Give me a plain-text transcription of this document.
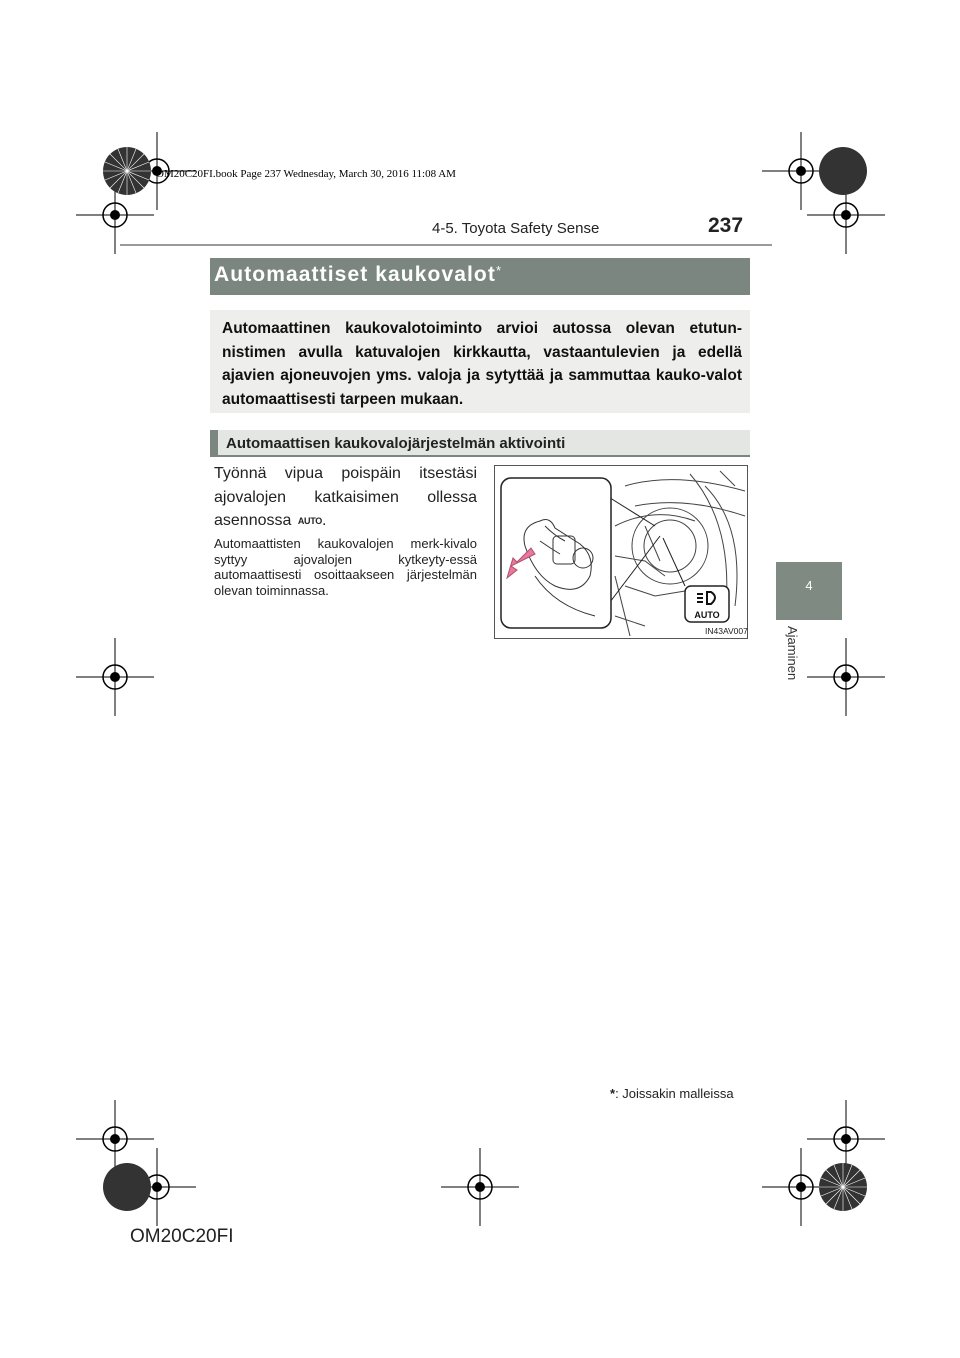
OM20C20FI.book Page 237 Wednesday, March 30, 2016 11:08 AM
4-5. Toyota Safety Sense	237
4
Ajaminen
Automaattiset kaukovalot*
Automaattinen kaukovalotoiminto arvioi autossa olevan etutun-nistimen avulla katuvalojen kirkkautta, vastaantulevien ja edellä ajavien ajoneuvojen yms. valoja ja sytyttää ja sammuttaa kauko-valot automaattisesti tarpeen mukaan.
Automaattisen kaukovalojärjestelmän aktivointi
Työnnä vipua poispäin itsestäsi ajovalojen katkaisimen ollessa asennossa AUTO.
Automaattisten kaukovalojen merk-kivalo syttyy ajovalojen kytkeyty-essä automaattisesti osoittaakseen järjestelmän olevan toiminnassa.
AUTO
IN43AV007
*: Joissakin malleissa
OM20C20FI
+-------+
(Written problem)
Identify every line above with the string "ajovalojen" in it. Copy those lines.

(Response to this task)
Työnnä vipua poispäin itsestäsi ajovalojen katkaisimen ollessa asennossa AUTO.
Automaattisten kaukovalojen merk-kivalo syttyy ajovalojen kytkeyty-essä automaattisesti osoittaakseen järjestelmän olevan toiminnassa.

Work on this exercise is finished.